> _Short problem_:
Please quote the material exactly, every line of it.

(Saved entries)

((

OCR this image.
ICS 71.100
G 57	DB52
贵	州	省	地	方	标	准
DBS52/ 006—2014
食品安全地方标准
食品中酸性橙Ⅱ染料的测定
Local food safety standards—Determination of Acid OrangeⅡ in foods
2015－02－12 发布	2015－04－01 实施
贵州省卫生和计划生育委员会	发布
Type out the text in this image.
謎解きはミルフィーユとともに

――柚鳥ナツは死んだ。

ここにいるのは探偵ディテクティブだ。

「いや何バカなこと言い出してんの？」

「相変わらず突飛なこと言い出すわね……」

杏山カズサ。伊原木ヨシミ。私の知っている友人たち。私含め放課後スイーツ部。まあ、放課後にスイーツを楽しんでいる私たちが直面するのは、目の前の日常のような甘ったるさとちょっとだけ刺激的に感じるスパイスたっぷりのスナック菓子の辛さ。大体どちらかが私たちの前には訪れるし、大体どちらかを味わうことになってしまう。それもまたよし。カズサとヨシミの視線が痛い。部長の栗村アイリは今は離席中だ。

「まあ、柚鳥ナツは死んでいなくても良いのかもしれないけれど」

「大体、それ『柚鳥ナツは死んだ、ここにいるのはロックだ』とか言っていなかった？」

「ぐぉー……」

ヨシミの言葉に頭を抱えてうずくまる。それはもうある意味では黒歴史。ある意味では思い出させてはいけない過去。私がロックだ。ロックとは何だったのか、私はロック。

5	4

))

> _Solution to this task_:
OCR this image.
ICS 71.100
G 57	DB52
贵	州	省	地	方	标	准
DBS52/ 006—2014
食品安全地方标准
食品中酸性橙Ⅱ染料的测定
Local food safety standards—Determination of Acid OrangeⅡ in foods
2015－02－12 发布	2015－04－01 实施
贵州省卫生和计划生育委员会	发布
Type out the text in this image.
謎解きはミルフィーユとともに

――柚鳥ナツは死んだ。

ここにいるのは探偵ディテクティブだ。

「いや何バカなこと言い出してんの？」

「相変わらず突飛なこと言い出すわね……」

杏山カズサ。伊原木ヨシミ。私の知っている友人たち。私含め放課後スイーツ部。まあ、放課後にスイーツを楽しんでいる私たちが直面するのは、目の前の日常のような甘ったるさとちょっとだけ刺激的に感じるスパイスたっぷりのスナック菓子の辛さ。大体どちらかが私たちの前には訪れるし、大体どちらかを味わうことになってしまう。それもまたよし。カズサとヨシミの視線が痛い。部長の栗村アイリは今は離席中だ。

「まあ、柚鳥ナツは死んでいなくても良いのかもしれないけれど」

「大体、それ『柚鳥ナツは死んだ、ここにいるのはロックだ』とか言っていなかった？」

「ぐぉー……」

ヨシミの言葉に頭を抱えてうずくまる。それはもうある意味では黒歴史。ある意味では思い出させてはいけない過去。私がロックだ。ロックとは何だったのか、私はロック。

5	4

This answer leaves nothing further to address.